***** INFORMATION SUPPLIED

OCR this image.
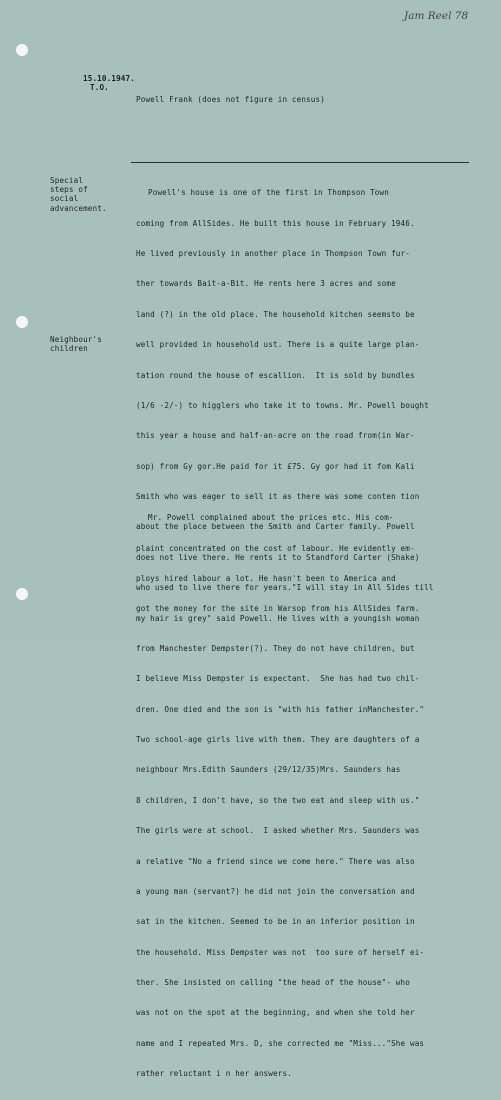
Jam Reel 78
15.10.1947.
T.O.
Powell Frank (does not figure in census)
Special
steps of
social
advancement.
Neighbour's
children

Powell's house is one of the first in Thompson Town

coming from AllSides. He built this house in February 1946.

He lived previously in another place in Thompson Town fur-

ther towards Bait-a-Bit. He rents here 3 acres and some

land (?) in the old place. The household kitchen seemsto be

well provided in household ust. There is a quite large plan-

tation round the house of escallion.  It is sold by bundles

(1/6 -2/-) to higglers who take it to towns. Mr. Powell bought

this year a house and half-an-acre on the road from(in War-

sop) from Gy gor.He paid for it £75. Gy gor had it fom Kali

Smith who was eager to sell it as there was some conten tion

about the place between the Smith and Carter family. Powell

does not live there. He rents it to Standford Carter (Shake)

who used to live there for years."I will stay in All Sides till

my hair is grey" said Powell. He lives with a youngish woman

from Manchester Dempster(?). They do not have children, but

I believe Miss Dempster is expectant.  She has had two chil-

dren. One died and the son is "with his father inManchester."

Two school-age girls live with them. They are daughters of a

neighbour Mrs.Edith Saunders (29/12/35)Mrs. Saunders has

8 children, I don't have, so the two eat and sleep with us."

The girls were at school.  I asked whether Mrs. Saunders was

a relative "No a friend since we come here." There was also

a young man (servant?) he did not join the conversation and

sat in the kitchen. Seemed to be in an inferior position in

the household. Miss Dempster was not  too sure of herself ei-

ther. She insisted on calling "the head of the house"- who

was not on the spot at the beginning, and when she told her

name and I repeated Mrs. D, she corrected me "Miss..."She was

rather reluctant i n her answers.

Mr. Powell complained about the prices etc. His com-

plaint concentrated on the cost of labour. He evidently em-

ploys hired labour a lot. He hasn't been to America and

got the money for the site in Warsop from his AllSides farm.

**********
***** INFORMATION SUPPLIED

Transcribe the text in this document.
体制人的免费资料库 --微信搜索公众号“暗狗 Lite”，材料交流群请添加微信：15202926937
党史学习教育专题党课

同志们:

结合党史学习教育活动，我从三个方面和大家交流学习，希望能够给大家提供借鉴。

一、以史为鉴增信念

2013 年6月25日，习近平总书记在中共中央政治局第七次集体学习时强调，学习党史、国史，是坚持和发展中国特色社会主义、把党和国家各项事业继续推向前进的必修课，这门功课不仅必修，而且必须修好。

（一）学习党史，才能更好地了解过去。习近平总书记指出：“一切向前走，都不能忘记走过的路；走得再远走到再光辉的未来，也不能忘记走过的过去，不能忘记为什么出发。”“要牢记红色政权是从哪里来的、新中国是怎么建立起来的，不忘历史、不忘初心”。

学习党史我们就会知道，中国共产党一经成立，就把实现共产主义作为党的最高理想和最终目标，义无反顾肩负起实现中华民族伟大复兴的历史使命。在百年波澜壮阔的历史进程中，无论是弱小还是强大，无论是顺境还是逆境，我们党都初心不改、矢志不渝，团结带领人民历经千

**********

• INSTRUCTIONS TO FOLLOW:
Look back over the material above and state how many lines hold the word "AllSides". Write the number and nothing else.

• SOLUTION TO THIS PROBLEM:
2